## begin

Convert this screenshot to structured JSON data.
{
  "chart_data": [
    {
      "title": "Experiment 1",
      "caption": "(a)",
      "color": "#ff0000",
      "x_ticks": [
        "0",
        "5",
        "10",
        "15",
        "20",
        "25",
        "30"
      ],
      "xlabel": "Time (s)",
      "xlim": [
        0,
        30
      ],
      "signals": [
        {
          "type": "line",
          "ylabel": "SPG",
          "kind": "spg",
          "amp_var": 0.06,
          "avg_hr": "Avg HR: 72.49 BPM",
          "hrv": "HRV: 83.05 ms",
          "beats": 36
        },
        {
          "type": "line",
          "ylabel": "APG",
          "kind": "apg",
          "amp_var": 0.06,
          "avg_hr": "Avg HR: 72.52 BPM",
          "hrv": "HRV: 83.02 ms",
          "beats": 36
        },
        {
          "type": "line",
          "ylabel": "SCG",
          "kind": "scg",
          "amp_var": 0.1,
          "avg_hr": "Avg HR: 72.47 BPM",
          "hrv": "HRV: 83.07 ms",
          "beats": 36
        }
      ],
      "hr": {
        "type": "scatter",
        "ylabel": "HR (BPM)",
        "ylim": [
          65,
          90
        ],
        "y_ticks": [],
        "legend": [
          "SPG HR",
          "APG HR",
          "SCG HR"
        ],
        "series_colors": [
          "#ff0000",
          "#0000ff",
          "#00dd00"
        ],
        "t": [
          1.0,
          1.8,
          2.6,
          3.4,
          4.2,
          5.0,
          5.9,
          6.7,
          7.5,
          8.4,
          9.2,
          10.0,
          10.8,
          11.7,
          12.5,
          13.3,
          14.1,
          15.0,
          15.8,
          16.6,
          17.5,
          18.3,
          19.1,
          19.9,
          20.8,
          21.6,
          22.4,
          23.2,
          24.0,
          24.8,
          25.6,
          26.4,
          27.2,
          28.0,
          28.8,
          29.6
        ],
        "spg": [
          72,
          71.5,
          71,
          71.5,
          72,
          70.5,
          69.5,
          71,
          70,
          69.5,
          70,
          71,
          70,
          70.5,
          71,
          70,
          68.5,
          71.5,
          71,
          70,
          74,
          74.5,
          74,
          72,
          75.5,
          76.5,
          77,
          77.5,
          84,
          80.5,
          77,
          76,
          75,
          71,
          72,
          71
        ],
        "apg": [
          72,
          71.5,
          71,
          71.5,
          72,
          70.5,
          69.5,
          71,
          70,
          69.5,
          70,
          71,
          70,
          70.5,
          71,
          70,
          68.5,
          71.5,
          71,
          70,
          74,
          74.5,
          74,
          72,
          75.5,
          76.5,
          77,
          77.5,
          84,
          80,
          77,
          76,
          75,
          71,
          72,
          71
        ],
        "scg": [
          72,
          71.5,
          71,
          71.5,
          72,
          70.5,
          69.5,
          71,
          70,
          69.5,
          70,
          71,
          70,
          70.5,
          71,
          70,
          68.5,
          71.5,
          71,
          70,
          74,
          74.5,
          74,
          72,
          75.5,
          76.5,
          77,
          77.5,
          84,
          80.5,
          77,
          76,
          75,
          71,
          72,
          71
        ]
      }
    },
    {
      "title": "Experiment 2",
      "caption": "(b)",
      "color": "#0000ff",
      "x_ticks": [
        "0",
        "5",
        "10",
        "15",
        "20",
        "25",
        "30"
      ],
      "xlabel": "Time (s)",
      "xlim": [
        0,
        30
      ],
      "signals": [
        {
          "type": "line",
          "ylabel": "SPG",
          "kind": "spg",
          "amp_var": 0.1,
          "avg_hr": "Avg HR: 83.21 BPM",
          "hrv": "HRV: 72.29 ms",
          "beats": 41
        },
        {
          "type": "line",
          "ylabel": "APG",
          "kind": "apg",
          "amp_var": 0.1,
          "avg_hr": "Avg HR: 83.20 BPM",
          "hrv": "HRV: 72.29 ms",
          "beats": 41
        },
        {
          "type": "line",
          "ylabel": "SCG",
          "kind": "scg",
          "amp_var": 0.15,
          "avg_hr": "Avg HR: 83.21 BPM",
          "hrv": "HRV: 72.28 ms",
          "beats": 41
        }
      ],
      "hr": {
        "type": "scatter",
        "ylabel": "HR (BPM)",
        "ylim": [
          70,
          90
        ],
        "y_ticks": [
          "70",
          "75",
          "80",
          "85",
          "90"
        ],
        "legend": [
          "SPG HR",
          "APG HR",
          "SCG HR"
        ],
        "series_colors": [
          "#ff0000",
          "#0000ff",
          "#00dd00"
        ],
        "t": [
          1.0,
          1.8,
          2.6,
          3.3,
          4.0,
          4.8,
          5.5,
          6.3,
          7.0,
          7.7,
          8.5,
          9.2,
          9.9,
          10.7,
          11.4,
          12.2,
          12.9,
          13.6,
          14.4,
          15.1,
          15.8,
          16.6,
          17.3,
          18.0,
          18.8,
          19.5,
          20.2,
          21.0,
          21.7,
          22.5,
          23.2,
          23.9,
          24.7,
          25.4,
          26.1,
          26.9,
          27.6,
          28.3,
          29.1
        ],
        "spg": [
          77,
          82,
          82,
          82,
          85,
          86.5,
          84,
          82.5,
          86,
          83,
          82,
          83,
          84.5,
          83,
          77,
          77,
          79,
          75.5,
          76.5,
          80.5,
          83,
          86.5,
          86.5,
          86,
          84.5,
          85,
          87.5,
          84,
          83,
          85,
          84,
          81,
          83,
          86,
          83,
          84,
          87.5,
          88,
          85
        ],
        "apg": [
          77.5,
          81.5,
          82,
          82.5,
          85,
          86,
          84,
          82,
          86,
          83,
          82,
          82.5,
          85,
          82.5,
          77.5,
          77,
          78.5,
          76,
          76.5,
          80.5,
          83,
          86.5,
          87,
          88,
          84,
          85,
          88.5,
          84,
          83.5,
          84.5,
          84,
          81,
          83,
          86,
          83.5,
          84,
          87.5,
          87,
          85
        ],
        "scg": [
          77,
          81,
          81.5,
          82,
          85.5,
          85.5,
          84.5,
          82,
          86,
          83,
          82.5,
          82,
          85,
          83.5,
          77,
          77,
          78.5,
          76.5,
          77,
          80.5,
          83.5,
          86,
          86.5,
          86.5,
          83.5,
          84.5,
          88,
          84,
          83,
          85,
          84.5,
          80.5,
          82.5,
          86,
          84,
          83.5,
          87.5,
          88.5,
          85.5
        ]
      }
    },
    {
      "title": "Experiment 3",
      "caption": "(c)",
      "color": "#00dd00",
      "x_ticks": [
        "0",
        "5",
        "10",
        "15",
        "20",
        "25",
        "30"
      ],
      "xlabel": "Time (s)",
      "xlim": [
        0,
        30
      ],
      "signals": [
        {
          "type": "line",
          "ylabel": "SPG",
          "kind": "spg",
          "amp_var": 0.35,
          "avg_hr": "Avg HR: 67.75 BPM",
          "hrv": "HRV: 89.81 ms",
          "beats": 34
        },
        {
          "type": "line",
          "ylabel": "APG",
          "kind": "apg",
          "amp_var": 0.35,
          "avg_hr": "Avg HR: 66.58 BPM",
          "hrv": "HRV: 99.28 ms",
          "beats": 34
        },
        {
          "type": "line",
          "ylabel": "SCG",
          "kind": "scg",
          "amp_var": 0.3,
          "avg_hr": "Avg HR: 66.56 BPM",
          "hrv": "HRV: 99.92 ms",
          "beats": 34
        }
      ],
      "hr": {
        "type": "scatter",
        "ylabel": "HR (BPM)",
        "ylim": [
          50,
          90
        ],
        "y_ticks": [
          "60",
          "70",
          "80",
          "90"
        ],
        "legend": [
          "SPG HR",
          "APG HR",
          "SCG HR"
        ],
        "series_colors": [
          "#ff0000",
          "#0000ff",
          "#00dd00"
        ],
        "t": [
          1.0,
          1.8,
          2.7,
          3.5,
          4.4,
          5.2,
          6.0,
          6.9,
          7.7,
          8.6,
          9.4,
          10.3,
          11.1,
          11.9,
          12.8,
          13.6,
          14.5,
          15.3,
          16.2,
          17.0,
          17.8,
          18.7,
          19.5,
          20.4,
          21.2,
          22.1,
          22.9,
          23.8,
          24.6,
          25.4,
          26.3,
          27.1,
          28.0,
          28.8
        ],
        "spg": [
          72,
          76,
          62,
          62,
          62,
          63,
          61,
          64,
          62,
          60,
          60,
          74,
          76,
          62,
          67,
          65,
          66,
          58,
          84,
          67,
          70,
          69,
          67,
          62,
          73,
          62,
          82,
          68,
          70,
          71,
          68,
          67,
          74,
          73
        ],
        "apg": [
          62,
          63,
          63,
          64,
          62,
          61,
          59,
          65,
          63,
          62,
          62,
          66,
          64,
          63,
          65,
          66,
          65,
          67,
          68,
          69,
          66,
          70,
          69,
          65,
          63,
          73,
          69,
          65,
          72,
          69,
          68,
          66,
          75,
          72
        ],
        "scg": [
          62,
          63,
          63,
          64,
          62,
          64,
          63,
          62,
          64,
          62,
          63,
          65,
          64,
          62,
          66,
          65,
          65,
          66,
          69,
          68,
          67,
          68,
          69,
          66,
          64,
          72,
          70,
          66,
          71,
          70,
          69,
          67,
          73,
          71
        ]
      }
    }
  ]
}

## end

The exercise: Display every line of the listing that contains the string "Experiment".

Full response:
      "title": "Experiment 1",
      "title": "Experiment 2",
      "title": "Experiment 3",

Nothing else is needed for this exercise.